--- BEGIN ---
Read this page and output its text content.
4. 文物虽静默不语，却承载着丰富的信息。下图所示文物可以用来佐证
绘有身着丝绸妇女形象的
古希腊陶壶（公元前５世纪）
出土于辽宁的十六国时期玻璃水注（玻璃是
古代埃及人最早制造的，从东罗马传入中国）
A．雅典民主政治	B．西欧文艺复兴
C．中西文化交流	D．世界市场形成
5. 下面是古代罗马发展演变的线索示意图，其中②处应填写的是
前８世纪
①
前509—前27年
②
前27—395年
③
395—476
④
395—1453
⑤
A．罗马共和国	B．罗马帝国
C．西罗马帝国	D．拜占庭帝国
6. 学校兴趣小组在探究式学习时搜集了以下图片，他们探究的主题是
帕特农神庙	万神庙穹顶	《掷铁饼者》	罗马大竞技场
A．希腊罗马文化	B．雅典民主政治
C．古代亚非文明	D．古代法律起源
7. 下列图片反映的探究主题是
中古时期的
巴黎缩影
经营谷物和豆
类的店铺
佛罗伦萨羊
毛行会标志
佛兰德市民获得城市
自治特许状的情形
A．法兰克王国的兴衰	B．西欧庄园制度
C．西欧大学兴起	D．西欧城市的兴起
--- END ---
Print out all the entries precisely as written.

Read this page and output its text content.
4. 文物虽静默不语，却承载着丰富的信息。下图所示文物可以用来佐证
绘有身着丝绸妇女形象的
古希腊陶壶（公元前５世纪）
出土于辽宁的十六国时期玻璃水注（玻璃是
古代埃及人最早制造的，从东罗马传入中国）
A．雅典民主政治	B．西欧文艺复兴
C．中西文化交流	D．世界市场形成
5. 下面是古代罗马发展演变的线索示意图，其中②处应填写的是
前８世纪
①
前509—前27年
②
前27—395年
③
395—476
④
395—1453
⑤
A．罗马共和国	B．罗马帝国
C．西罗马帝国	D．拜占庭帝国
6. 学校兴趣小组在探究式学习时搜集了以下图片，他们探究的主题是
帕特农神庙	万神庙穹顶	《掷铁饼者》	罗马大竞技场
A．希腊罗马文化	B．雅典民主政治
C．古代亚非文明	D．古代法律起源
7. 下列图片反映的探究主题是
中古时期的
巴黎缩影
经营谷物和豆
类的店铺
佛罗伦萨羊
毛行会标志
佛兰德市民获得城市
自治特许状的情形
A．法兰克王国的兴衰	B．西欧庄园制度
C．西欧大学兴起	D．西欧城市的兴起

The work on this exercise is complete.